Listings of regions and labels
====
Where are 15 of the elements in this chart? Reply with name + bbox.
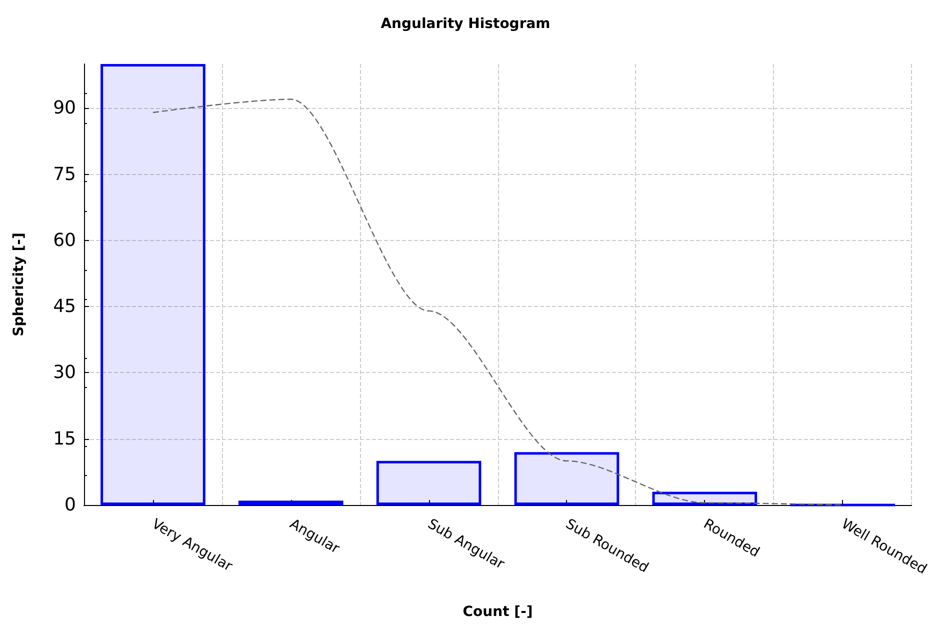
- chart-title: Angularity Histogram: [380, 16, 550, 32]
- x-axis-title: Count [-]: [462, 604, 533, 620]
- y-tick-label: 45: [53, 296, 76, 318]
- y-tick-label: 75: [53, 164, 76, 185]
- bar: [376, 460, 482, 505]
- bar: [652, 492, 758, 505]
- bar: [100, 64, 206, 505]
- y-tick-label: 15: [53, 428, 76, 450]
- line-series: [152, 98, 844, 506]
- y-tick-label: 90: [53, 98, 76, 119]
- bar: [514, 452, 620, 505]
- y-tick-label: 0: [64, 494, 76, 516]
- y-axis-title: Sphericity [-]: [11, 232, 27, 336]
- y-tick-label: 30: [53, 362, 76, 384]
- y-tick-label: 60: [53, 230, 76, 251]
====
* **GOAL OF THE EXERCISE**:
Turn the lines above into a numbered list, skipping any blank lines and leaving out the pictures.

* **RESULT FOR THIS EXERCISE**:
1. Where are 15 of the elements in this chart? Reply with name + bbox.
2. - chart-title: Angularity Histogram: [380, 16, 550, 32]
3. - x-axis-title: Count [-]: [462, 604, 533, 620]
4. - y-tick-label: 45: [53, 296, 76, 318]
5. - y-tick-label: 75: [53, 164, 76, 185]
6. - bar: [376, 460, 482, 505]
7. - bar: [652, 492, 758, 505]
8. - bar: [100, 64, 206, 505]
9. - y-tick-label: 15: [53, 428, 76, 450]
10. - line-series: [152, 98, 844, 506]
11. - y-tick-label: 90: [53, 98, 76, 119]
12. - bar: [514, 452, 620, 505]
13. - y-tick-label: 0: [64, 494, 76, 516]
14. - y-axis-title: Sphericity [-]: [11, 232, 27, 336]
15. - y-tick-label: 30: [53, 362, 76, 384]
16. - y-tick-label: 60: [53, 230, 76, 251]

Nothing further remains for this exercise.